> _Stored records_:
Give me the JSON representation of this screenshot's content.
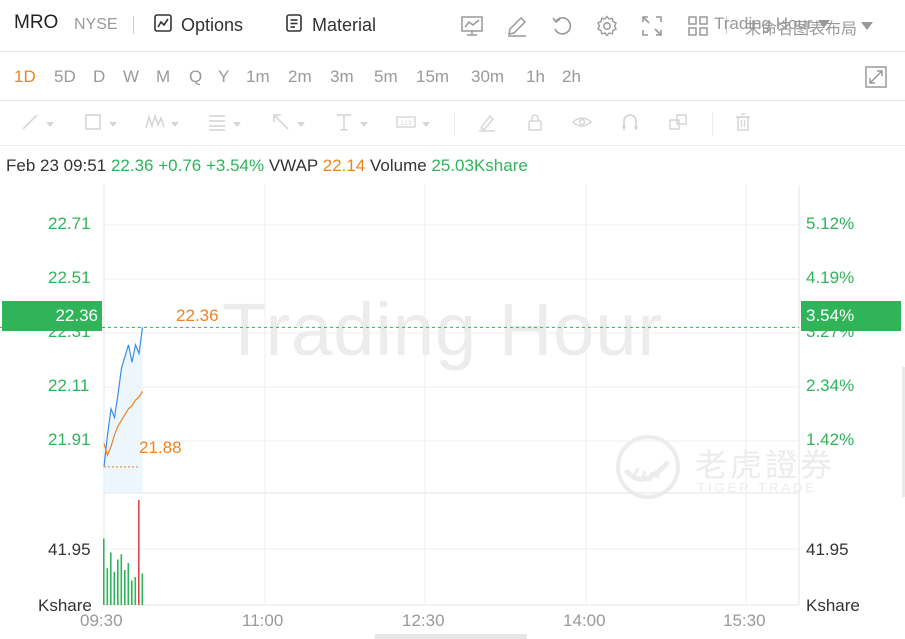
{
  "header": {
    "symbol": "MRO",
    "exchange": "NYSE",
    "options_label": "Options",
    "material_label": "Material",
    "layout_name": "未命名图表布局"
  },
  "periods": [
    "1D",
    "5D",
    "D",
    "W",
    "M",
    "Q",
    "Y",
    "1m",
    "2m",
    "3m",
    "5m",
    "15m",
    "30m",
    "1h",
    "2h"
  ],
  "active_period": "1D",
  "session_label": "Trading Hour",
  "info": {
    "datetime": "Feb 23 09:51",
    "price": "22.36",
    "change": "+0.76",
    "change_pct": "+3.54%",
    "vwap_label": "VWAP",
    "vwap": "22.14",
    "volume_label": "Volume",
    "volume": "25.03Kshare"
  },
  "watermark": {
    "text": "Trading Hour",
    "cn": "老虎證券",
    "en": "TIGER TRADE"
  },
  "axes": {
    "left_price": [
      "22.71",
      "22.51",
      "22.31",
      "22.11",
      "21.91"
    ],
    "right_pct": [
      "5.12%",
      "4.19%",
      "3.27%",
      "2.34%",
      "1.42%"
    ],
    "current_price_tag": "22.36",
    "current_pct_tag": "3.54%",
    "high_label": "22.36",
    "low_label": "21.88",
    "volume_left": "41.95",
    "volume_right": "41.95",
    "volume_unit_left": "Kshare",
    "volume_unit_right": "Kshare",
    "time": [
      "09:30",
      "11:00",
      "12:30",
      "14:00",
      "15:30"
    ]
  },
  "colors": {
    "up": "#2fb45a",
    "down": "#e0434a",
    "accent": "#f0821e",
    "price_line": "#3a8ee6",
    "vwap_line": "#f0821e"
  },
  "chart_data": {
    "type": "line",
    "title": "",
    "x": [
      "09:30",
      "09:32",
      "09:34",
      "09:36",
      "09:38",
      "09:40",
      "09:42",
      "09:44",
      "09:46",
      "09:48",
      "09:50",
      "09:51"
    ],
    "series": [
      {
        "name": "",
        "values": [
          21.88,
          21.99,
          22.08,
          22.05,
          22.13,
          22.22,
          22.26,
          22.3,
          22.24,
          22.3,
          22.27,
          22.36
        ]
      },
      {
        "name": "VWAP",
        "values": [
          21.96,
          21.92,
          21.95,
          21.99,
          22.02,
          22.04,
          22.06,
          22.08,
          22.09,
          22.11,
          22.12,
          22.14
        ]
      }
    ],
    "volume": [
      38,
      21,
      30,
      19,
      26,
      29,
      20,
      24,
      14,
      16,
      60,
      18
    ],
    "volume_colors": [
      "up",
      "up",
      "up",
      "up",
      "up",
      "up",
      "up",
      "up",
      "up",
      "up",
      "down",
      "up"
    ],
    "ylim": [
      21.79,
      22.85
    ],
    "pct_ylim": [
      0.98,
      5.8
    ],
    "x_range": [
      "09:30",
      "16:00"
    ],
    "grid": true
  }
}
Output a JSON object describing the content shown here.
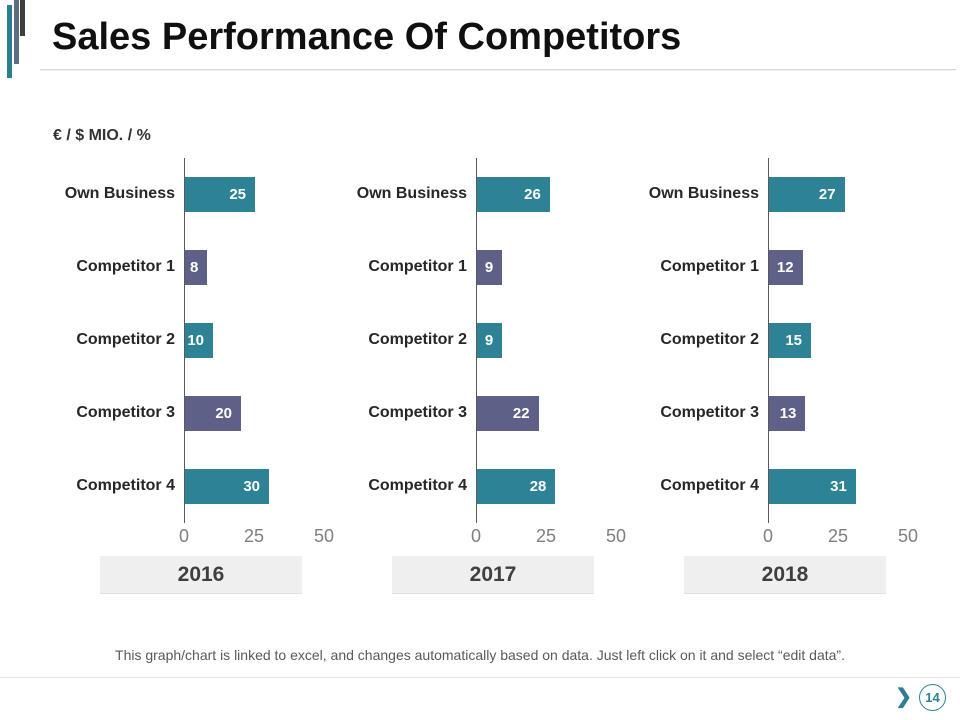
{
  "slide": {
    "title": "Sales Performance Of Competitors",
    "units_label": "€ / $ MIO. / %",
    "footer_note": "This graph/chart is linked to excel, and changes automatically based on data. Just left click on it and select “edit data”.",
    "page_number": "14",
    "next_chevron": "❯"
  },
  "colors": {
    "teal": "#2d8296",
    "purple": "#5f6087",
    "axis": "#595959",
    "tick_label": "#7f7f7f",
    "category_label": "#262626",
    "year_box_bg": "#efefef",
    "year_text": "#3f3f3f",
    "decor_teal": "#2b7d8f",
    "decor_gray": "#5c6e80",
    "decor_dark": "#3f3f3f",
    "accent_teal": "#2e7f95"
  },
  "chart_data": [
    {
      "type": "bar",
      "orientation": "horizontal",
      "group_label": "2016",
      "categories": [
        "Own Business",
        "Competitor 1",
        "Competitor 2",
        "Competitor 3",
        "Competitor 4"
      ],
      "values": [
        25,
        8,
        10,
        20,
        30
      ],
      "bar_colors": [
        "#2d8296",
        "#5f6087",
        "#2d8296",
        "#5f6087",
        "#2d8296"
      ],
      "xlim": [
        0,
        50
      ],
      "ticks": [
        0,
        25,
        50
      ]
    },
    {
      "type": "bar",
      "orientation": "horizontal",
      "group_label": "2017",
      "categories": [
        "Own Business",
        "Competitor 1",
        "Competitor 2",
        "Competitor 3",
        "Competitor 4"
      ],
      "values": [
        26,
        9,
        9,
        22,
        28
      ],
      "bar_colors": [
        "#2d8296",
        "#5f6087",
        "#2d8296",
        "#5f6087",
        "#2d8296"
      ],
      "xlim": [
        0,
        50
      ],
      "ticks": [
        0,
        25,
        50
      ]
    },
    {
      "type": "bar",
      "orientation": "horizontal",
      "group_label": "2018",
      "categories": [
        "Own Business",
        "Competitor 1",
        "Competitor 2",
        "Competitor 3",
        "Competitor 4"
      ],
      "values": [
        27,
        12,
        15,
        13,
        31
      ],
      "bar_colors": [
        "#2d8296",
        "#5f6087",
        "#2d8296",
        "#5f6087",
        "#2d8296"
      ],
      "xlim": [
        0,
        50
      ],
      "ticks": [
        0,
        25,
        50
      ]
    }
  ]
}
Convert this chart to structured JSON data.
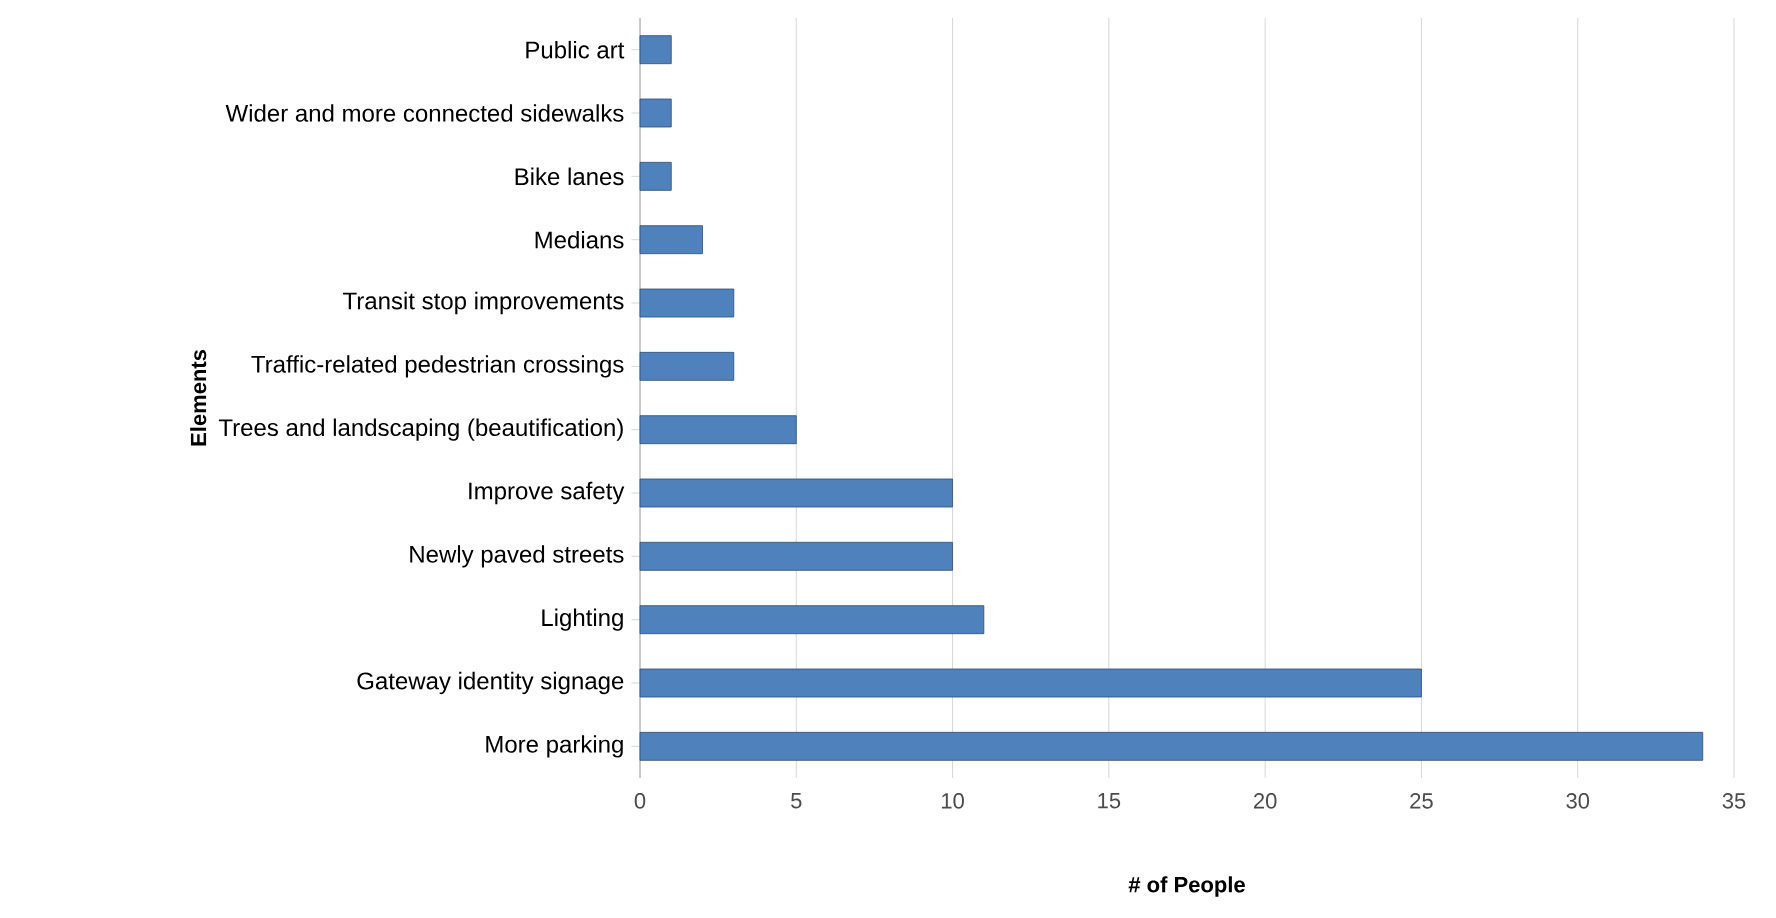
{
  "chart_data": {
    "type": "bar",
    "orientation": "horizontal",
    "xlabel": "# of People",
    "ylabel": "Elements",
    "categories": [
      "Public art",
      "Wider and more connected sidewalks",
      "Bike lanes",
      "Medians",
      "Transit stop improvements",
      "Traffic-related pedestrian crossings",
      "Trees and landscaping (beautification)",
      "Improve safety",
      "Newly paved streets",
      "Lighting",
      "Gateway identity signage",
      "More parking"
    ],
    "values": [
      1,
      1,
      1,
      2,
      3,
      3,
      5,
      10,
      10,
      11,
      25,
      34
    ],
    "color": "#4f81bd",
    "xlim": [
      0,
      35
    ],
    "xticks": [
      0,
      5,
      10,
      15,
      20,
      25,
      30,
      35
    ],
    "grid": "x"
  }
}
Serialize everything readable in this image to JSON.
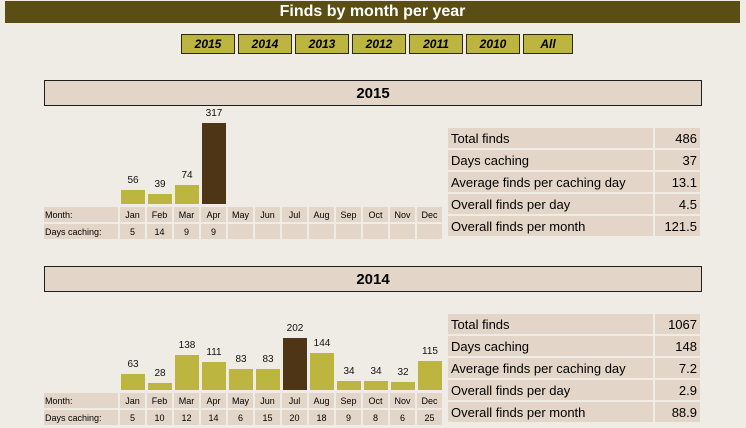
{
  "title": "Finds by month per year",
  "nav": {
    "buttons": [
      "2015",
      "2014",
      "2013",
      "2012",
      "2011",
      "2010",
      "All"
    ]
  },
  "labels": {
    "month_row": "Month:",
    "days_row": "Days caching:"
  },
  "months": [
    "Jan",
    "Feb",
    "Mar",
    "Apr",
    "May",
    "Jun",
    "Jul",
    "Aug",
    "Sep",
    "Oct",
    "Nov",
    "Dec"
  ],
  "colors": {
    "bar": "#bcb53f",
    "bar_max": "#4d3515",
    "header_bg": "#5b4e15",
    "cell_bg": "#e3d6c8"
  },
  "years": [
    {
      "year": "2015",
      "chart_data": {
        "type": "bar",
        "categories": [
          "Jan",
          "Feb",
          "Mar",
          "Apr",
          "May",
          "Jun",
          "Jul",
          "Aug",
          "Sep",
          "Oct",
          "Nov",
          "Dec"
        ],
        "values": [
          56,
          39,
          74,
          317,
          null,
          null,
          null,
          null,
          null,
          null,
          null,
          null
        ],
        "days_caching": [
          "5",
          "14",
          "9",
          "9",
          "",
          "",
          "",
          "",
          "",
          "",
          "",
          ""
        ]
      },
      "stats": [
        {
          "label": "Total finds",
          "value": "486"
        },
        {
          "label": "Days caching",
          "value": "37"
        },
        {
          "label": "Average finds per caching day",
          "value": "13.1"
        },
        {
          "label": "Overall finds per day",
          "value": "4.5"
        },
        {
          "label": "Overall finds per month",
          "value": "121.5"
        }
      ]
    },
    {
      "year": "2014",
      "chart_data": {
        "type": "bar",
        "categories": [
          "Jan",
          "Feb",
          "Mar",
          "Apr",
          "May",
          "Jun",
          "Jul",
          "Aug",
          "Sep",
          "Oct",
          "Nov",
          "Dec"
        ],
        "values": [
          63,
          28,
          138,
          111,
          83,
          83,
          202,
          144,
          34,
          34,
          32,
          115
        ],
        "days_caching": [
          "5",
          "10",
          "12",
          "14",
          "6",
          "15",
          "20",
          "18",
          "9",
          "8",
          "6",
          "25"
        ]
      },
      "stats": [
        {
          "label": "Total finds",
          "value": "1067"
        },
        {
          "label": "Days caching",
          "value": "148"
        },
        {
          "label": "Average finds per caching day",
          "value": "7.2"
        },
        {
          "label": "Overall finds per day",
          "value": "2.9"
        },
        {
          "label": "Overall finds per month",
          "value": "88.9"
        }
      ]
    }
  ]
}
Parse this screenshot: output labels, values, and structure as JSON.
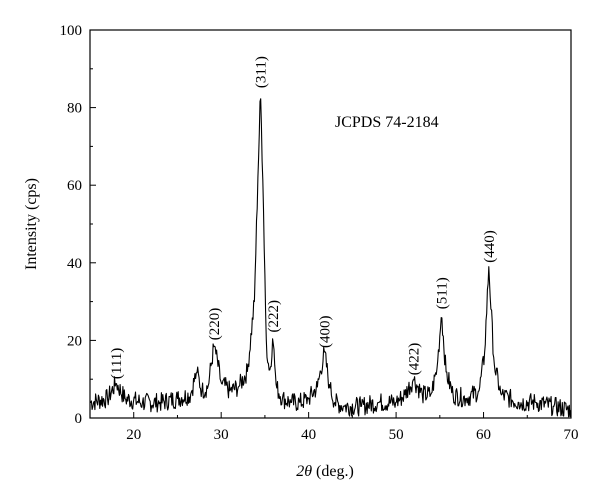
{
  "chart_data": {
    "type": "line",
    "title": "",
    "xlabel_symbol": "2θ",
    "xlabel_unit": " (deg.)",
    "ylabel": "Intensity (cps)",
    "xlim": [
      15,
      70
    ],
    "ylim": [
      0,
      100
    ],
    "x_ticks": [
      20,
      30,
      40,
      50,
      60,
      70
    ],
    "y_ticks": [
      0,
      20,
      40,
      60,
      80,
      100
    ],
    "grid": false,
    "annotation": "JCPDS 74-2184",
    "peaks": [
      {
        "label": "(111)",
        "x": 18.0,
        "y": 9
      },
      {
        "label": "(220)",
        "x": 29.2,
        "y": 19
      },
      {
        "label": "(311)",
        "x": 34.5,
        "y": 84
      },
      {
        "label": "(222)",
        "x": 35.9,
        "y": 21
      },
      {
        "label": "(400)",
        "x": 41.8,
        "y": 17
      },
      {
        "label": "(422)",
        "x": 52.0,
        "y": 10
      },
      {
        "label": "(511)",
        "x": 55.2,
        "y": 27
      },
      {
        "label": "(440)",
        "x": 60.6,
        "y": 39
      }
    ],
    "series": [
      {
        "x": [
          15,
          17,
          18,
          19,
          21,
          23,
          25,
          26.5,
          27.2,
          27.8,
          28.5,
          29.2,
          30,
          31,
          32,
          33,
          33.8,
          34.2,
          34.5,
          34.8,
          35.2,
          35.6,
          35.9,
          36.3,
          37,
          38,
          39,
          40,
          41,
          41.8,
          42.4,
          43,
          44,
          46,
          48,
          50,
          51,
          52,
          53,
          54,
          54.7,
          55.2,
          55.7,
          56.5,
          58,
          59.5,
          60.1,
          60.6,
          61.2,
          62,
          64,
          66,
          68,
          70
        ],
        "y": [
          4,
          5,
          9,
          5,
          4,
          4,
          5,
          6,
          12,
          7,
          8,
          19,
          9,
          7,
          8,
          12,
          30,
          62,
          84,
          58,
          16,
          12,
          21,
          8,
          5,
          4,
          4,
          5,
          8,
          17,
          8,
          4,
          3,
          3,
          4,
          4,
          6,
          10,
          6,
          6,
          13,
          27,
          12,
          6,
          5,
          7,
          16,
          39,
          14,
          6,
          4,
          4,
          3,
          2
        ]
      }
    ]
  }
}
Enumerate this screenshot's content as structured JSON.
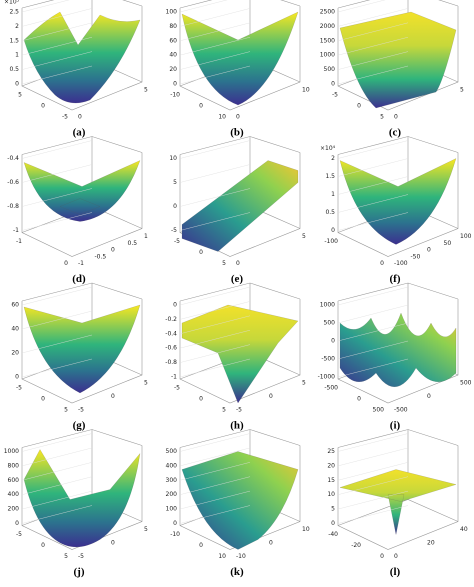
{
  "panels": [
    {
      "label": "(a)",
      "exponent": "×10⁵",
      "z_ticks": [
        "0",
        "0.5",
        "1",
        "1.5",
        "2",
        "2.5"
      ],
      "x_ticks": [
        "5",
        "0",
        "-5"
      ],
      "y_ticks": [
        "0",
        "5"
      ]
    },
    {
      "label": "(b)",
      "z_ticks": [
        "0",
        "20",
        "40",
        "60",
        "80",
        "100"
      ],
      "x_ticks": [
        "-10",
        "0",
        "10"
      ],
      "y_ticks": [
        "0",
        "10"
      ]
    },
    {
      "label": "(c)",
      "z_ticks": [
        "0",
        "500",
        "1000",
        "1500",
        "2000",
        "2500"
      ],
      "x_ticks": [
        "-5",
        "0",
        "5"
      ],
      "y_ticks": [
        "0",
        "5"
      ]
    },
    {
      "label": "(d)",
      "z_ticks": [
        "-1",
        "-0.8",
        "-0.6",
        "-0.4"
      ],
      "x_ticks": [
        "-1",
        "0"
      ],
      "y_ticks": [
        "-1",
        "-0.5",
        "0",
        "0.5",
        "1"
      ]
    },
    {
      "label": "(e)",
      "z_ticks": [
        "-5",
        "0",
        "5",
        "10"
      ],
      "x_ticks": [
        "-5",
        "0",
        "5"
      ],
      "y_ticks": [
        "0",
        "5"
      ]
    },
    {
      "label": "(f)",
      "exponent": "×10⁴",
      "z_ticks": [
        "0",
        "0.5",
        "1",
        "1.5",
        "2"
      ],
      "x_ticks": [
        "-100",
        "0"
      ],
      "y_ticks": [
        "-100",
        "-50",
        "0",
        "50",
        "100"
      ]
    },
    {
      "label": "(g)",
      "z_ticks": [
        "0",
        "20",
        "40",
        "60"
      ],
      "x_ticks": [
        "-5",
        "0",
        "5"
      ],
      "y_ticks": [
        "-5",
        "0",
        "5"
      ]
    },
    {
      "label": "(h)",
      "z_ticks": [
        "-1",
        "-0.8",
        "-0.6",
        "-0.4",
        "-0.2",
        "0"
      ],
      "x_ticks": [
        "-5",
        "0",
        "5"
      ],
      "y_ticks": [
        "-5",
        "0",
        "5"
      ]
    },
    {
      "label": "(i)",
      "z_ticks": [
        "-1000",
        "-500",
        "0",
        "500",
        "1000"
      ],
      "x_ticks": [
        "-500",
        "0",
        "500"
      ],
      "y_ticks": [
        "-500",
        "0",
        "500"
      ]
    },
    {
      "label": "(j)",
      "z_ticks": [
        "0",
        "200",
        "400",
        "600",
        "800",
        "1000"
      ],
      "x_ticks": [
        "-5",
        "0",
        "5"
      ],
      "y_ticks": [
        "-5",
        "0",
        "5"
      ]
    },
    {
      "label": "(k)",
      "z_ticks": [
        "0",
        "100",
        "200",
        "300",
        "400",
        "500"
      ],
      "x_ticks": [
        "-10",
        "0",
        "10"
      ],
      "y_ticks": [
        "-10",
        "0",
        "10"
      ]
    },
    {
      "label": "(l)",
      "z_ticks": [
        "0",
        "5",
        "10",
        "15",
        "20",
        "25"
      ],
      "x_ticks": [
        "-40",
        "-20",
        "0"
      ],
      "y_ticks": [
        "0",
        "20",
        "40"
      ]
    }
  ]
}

> _Task objective_: Go through the listing above and pull out each line containing the word "structured".

> _Task solution_:
Convert this chart to structured JSON data.
Enumerate this screenshot's content as structured JSON.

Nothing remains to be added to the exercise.